**Task description:** Would you repeat the data below exactly, taking out the images?

Dataset rows about figures
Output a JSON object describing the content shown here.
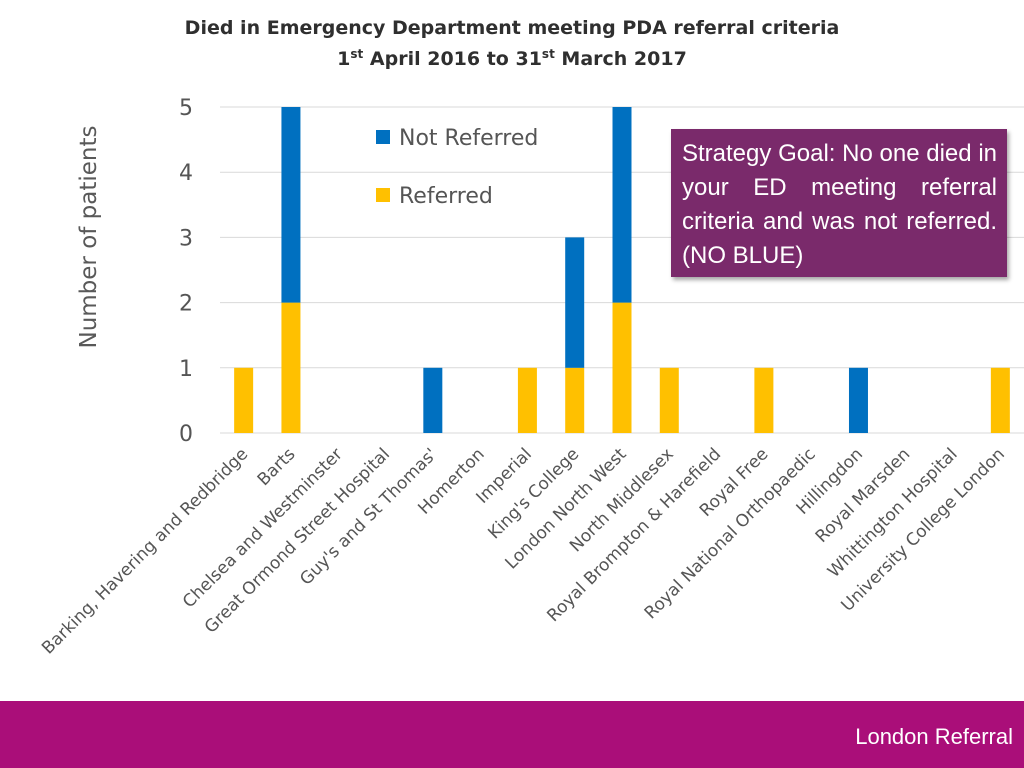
{
  "chart_data": {
    "type": "bar",
    "stacked": true,
    "title_line1": "Died in Emergency Department meeting PDA referral criteria",
    "title_line2": {
      "pre": "1",
      "sup1": "st",
      "mid": " April 2016 to 31",
      "sup2": "st",
      "post": " March 2017"
    },
    "ylabel": "Number of patients",
    "xlabel": "",
    "ylim": [
      0,
      5
    ],
    "yticks": [
      "0",
      "1",
      "2",
      "3",
      "4",
      "5"
    ],
    "grid": true,
    "legend_position": "top-center",
    "categories": [
      "Barking, Havering and Redbridge",
      "Barts",
      "Chelsea and Westminster",
      "Great Ormond Street Hospital",
      "Guy's and St Thomas'",
      "Homerton",
      "Imperial",
      "King's College",
      "London North West",
      "North Middlesex",
      "Royal Brompton & Harefield",
      "Royal Free",
      "Royal National Orthopaedic",
      "Hillingdon",
      "Royal Marsden",
      "Whittington Hospital",
      "University College London"
    ],
    "series": [
      {
        "name": "Referred",
        "color": "#ffc000",
        "values": [
          1,
          2,
          0,
          0,
          0,
          0,
          1,
          1,
          2,
          1,
          0,
          1,
          0,
          0,
          0,
          0,
          1
        ]
      },
      {
        "name": "Not Referred",
        "color": "#0070c0",
        "values": [
          0,
          3,
          0,
          0,
          1,
          0,
          0,
          2,
          3,
          0,
          0,
          0,
          0,
          1,
          0,
          0,
          0
        ]
      }
    ],
    "legend_order": [
      "Not Referred",
      "Referred"
    ]
  },
  "callout": {
    "text": "Strategy Goal: No one died in your ED meeting referral criteria and was not referred. (NO BLUE)"
  },
  "footer": {
    "label": "London Referral"
  },
  "colors": {
    "footer_bar": "#aa0e79",
    "callout_bg": "#7a2a6b",
    "gridline": "#d9d9d9"
  }
}
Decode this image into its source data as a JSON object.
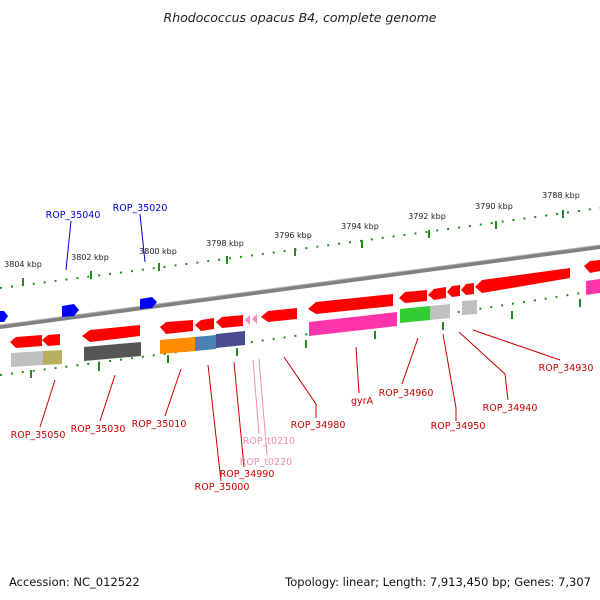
{
  "title": "Rhodococcus opacus B4, complete genome",
  "footer": {
    "accession": "Accession: NC_012522",
    "summary": "Topology: linear; Length: 7,913,450 bp; Genes: 7,307"
  },
  "scale_ticks": [
    "3804 kbp",
    "3802 kbp",
    "3800 kbp",
    "3798 kbp",
    "3796 kbp",
    "3794 kbp",
    "3792 kbp",
    "3790 kbp",
    "3788 kbp"
  ],
  "gene_labels": {
    "rop_35040": "ROP_35040",
    "rop_35020": "ROP_35020",
    "rop_35050": "ROP_35050",
    "rop_35030": "ROP_35030",
    "rop_35010": "ROP_35010",
    "rop_35000": "ROP_35000",
    "rop_34990": "ROP_34990",
    "rop_t0210": "ROP_t0210",
    "rop_t0220": "ROP_t0220",
    "rop_34980": "ROP_34980",
    "gyra": "gyrA",
    "rop_34960": "ROP_34960",
    "rop_34950": "ROP_34950",
    "rop_34940": "ROP_34940",
    "rop_34930": "ROP_34930"
  },
  "colors": {
    "backbone": "#808080",
    "tick_marks": "#228b22",
    "gene_forward": "#0000ff",
    "gene_reverse": "#ff0000",
    "label_red": "#cc0000",
    "label_blue": "#0000cc",
    "trna": "#f08cb8",
    "cog_magenta": "#ff33aa",
    "cog_green": "#33cc33",
    "cog_orange": "#ff8c00",
    "cog_steelblue": "#4682b4",
    "cog_slate": "#4b4b8f",
    "cog_gray": "#c0c0c0",
    "cog_darkgray": "#555555",
    "cog_olive": "#b8b060"
  }
}
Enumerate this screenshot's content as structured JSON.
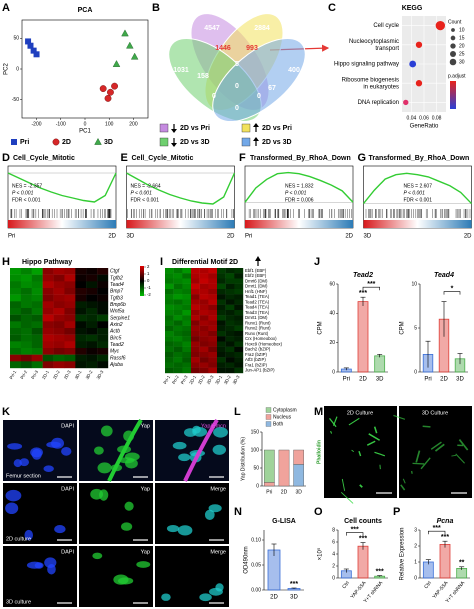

**Result for this task:**
Output a JSON object describing the content shown here.
{
  "chart_data": {
    "type": "bar",
    "stacked": true,
    "title_line1": "Died in Emergency Department meeting PDA referral criteria",
    "title_line2": {
      "pre": "1",
      "sup1": "st",
      "mid": " April 2016 to 31",
      "sup2": "st",
      "post": " March 2017"
    },
    "ylabel": "Number of patients",
    "xlabel": "",
    "ylim": [
      0,
      5
    ],
    "yticks": [
      "0",
      "1",
      "2",
      "3",
      "4",
      "5"
    ],
    "grid": true,
    "legend_position": "top-center",
    "categories": [
      "Barking, Havering and Redbridge",
      "Barts",
      "Chelsea and Westminster",
      "Great Ormond Street Hospital",
      "Guy's and St Thomas'",
      "Homerton",
      "Imperial",
      "King's College",
      "London North West",
      "North Middlesex",
      "Royal Brompton & Harefield",
      "Royal Free",
      "Royal National Orthopaedic",
      "Hillingdon",
      "Royal Marsden",
      "Whittington Hospital",
      "University College London"
    ],
    "series": [
      {
        "name": "Referred",
        "color": "#ffc000",
        "values": [
          1,
          2,
          0,
          0,
          0,
          0,
          1,
          1,
          2,
          1,
          0,
          1,
          0,
          0,
          0,
          0,
          1
        ]
      },
      {
        "name": "Not Referred",
        "color": "#0070c0",
        "values": [
          0,
          3,
          0,
          0,
          1,
          0,
          0,
          2,
          3,
          0,
          0,
          0,
          0,
          1,
          0,
          0,
          0
        ]
      }
    ],
    "legend_order": [
      "Not Referred",
      "Referred"
    ]
  },
  "callout": {
    "text": "Strategy Goal: No one died in your ED meeting referral criteria and was not referred. (NO BLUE)"
  },
  "footer": {
    "label": "London Referral"
  },
  "colors": {
    "footer_bar": "#aa0e79",
    "callout_bg": "#7a2a6b",
    "gridline": "#d9d9d9"
  }
}
Decode this image into its source data as a JSON object.
{
  "title": "Rhodococcus opacus B4, complete genome",
  "footer": {
    "accession": "Accession: NC_012522",
    "summary": "Topology: linear; Length: 7,913,450 bp; Genes: 7,307"
  },
  "scale_ticks": [
    "3804 kbp",
    "3802 kbp",
    "3800 kbp",
    "3798 kbp",
    "3796 kbp",
    "3794 kbp",
    "3792 kbp",
    "3790 kbp",
    "3788 kbp"
  ],
  "gene_labels": {
    "rop_35040": "ROP_35040",
    "rop_35020": "ROP_35020",
    "rop_35050": "ROP_35050",
    "rop_35030": "ROP_35030",
    "rop_35010": "ROP_35010",
    "rop_35000": "ROP_35000",
    "rop_34990": "ROP_34990",
    "rop_t0210": "ROP_t0210",
    "rop_t0220": "ROP_t0220",
    "rop_34980": "ROP_34980",
    "gyra": "gyrA",
    "rop_34960": "ROP_34960",
    "rop_34950": "ROP_34950",
    "rop_34940": "ROP_34940",
    "rop_34930": "ROP_34930"
  },
  "colors": {
    "backbone": "#808080",
    "tick_marks": "#228b22",
    "gene_forward": "#0000ff",
    "gene_reverse": "#ff0000",
    "label_red": "#cc0000",
    "label_blue": "#0000cc",
    "trna": "#f08cb8",
    "cog_magenta": "#ff33aa",
    "cog_green": "#33cc33",
    "cog_orange": "#ff8c00",
    "cog_steelblue": "#4682b4",
    "cog_slate": "#4b4b8f",
    "cog_gray": "#c0c0c0",
    "cog_darkgray": "#555555",
    "cog_olive": "#b8b060"
  }
}
Enumerate this screenshot's content as structured JSON.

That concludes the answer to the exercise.